→ **Short problem**:
Copy each line of the entries beneath that contains the word "JSON".

→ **Dataset extract**:
######

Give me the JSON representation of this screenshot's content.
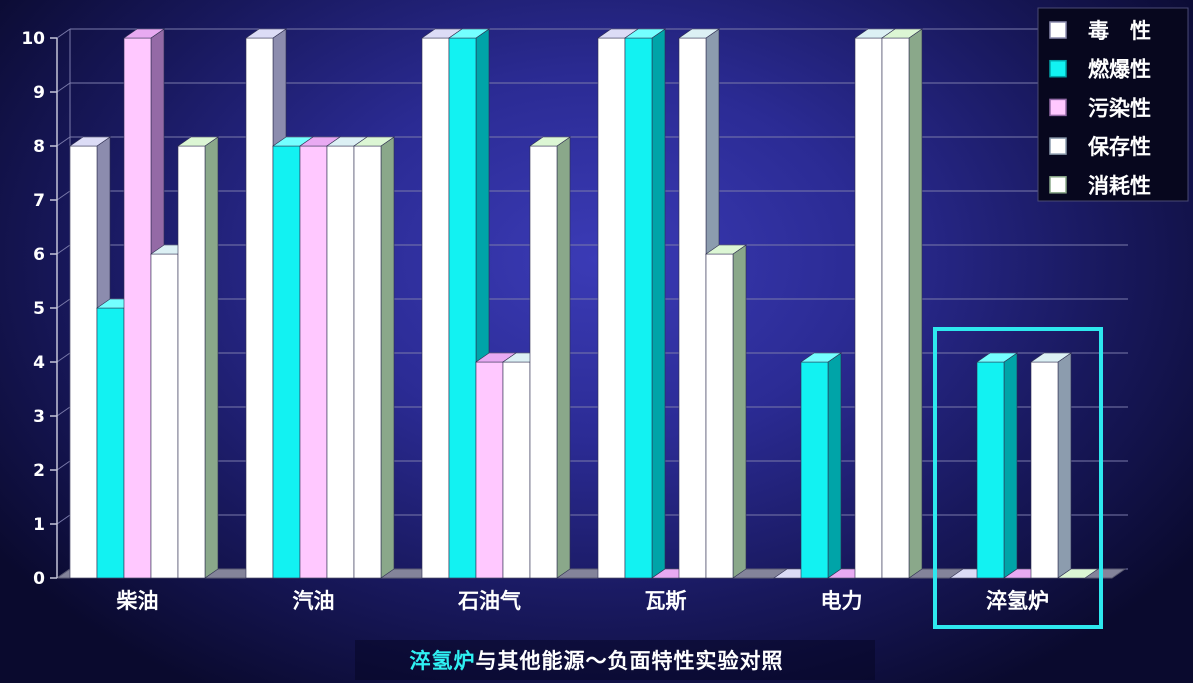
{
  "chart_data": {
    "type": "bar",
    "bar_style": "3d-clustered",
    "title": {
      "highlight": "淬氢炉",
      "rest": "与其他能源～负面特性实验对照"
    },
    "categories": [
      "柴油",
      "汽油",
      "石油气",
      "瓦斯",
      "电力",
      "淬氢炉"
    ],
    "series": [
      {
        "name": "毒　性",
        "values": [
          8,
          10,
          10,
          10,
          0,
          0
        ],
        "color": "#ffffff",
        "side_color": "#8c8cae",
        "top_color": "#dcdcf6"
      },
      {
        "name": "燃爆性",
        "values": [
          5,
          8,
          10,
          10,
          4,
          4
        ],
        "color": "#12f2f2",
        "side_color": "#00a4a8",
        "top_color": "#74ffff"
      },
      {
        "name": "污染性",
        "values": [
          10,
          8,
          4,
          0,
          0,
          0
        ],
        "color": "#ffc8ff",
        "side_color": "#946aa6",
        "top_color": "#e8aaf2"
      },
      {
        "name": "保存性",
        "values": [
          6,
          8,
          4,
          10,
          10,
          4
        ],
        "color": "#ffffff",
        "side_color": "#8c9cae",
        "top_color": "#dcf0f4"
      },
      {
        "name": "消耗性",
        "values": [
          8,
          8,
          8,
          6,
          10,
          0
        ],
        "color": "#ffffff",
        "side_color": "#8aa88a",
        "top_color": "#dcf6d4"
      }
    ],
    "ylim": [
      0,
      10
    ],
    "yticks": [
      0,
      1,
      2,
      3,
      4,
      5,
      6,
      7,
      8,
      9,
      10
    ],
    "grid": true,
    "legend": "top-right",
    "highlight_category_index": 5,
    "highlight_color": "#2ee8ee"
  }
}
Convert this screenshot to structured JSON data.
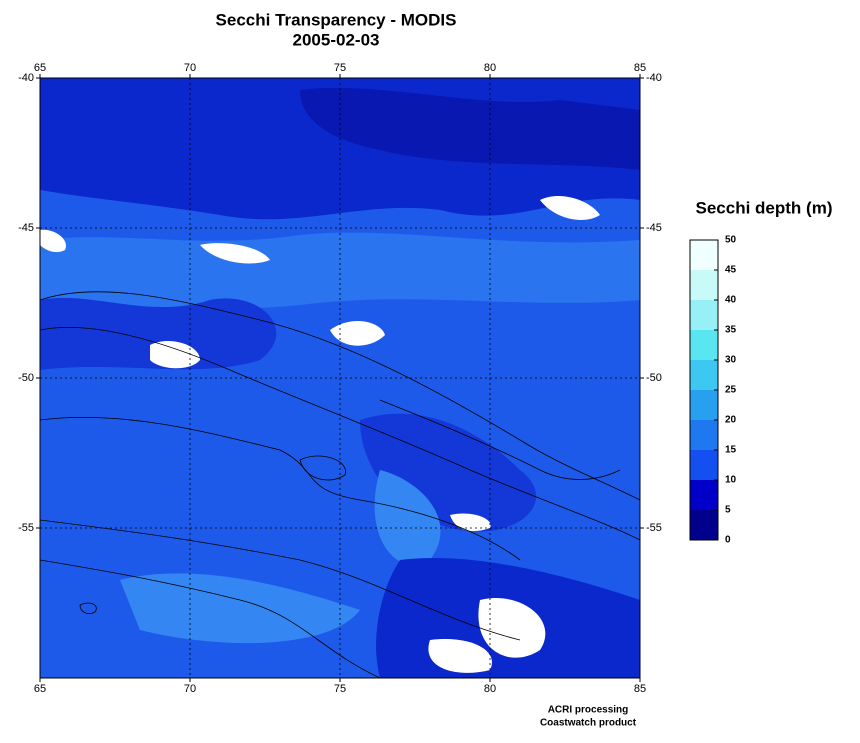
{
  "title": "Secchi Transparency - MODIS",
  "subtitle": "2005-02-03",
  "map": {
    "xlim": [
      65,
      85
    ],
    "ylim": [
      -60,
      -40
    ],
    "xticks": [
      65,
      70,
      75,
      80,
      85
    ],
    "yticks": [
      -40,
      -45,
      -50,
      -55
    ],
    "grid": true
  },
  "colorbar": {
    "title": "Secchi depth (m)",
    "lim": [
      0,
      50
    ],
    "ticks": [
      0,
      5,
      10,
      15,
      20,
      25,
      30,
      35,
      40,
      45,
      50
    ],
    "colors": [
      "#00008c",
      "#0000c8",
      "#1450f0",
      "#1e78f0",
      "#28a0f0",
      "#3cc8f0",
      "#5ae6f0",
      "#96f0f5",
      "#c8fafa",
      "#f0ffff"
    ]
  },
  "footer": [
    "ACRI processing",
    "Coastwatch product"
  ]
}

######

→ **Response to the exercise**:
Give me the JSON representation of this screenshot's content.
Convert this screenshot to structured JSON data.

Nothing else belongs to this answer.